#### [TASK REQUIREMENTS]
Output all of the data below exactly as given.

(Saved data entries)
+++

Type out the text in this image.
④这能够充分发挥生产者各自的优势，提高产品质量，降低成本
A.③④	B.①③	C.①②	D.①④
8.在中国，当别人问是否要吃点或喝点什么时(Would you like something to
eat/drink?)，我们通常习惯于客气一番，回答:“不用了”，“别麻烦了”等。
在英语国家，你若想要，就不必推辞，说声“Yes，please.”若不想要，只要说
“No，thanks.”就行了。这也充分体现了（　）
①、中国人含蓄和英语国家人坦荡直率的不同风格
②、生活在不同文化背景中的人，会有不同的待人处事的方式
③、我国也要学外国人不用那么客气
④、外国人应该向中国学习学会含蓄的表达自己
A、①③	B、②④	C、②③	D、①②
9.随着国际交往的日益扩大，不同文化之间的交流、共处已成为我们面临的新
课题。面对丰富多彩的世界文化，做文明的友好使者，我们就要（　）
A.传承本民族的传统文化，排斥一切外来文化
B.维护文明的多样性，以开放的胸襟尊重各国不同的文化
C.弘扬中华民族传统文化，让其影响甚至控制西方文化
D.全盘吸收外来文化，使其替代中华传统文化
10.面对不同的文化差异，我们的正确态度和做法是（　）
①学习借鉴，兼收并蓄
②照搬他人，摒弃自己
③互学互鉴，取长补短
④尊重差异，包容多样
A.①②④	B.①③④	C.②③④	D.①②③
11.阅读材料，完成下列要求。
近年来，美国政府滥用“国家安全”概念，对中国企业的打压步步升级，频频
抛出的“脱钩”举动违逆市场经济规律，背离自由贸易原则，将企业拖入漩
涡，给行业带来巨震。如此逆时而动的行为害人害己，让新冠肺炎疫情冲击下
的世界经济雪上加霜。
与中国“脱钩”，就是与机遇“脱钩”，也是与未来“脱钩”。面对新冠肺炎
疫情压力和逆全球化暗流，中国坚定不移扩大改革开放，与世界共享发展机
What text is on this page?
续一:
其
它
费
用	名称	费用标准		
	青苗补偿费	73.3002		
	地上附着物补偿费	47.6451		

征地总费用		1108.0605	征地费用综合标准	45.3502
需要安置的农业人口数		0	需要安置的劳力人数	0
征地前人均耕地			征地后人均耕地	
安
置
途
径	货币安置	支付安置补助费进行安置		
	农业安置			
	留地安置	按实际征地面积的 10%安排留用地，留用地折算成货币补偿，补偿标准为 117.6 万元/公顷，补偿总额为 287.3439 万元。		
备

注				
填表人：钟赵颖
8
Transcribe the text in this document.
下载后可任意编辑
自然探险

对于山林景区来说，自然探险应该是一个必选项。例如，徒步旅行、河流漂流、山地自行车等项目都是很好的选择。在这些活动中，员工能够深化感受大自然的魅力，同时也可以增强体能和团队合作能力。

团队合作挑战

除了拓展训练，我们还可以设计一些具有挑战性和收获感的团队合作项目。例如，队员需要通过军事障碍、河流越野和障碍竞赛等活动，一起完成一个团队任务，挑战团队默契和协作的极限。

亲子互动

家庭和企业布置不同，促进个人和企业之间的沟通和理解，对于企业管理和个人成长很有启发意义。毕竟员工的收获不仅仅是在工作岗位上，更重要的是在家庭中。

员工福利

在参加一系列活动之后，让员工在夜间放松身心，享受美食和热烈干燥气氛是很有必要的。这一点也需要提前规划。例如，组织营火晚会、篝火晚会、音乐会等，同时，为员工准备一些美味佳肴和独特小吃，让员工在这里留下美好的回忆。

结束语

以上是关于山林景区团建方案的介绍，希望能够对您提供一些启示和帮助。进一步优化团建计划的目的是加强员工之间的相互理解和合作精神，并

+++

#### [WRITTEN ANSWER]
Type out the text in this image.
④这能够充分发挥生产者各自的优势，提高产品质量，降低成本
A.③④	B.①③	C.①②	D.①④
8.在中国，当别人问是否要吃点或喝点什么时(Would you like something to
eat/drink?)，我们通常习惯于客气一番，回答:“不用了”，“别麻烦了”等。
在英语国家，你若想要，就不必推辞，说声“Yes，please.”若不想要，只要说
“No，thanks.”就行了。这也充分体现了（　）
①、中国人含蓄和英语国家人坦荡直率的不同风格
②、生活在不同文化背景中的人，会有不同的待人处事的方式
③、我国也要学外国人不用那么客气
④、外国人应该向中国学习学会含蓄的表达自己
A、①③	B、②④	C、②③	D、①②
9.随着国际交往的日益扩大，不同文化之间的交流、共处已成为我们面临的新
课题。面对丰富多彩的世界文化，做文明的友好使者，我们就要（　）
A.传承本民族的传统文化，排斥一切外来文化
B.维护文明的多样性，以开放的胸襟尊重各国不同的文化
C.弘扬中华民族传统文化，让其影响甚至控制西方文化
D.全盘吸收外来文化，使其替代中华传统文化
10.面对不同的文化差异，我们的正确态度和做法是（　）
①学习借鉴，兼收并蓄
②照搬他人，摒弃自己
③互学互鉴，取长补短
④尊重差异，包容多样
A.①②④	B.①③④	C.②③④	D.①②③
11.阅读材料，完成下列要求。
近年来，美国政府滥用“国家安全”概念，对中国企业的打压步步升级，频频
抛出的“脱钩”举动违逆市场经济规律，背离自由贸易原则，将企业拖入漩
涡，给行业带来巨震。如此逆时而动的行为害人害己，让新冠肺炎疫情冲击下
的世界经济雪上加霜。
与中国“脱钩”，就是与机遇“脱钩”，也是与未来“脱钩”。面对新冠肺炎
疫情压力和逆全球化暗流，中国坚定不移扩大改革开放，与世界共享发展机
What text is on this page?
续一:
其
它
费
用	名称	费用标准		
	青苗补偿费	73.3002		
	地上附着物补偿费	47.6451		

征地总费用		1108.0605	征地费用综合标准	45.3502
需要安置的农业人口数		0	需要安置的劳力人数	0
征地前人均耕地			征地后人均耕地	
安
置
途
径	货币安置	支付安置补助费进行安置		
	农业安置			
	留地安置	按实际征地面积的 10%安排留用地，留用地折算成货币补偿，补偿标准为 117.6 万元/公顷，补偿总额为 287.3439 万元。		
备

注				
填表人：钟赵颖
8
Transcribe the text in this document.
下载后可任意编辑
自然探险

对于山林景区来说，自然探险应该是一个必选项。例如，徒步旅行、河流漂流、山地自行车等项目都是很好的选择。在这些活动中，员工能够深化感受大自然的魅力，同时也可以增强体能和团队合作能力。

团队合作挑战

除了拓展训练，我们还可以设计一些具有挑战性和收获感的团队合作项目。例如，队员需要通过军事障碍、河流越野和障碍竞赛等活动，一起完成一个团队任务，挑战团队默契和协作的极限。

亲子互动

家庭和企业布置不同，促进个人和企业之间的沟通和理解，对于企业管理和个人成长很有启发意义。毕竟员工的收获不仅仅是在工作岗位上，更重要的是在家庭中。

员工福利

在参加一系列活动之后，让员工在夜间放松身心，享受美食和热烈干燥气氛是很有必要的。这一点也需要提前规划。例如，组织营火晚会、篝火晚会、音乐会等，同时，为员工准备一些美味佳肴和独特小吃，让员工在这里留下美好的回忆。

结束语

以上是关于山林景区团建方案的介绍，希望能够对您提供一些启示和帮助。进一步优化团建计划的目的是加强员工之间的相互理解和合作精神，并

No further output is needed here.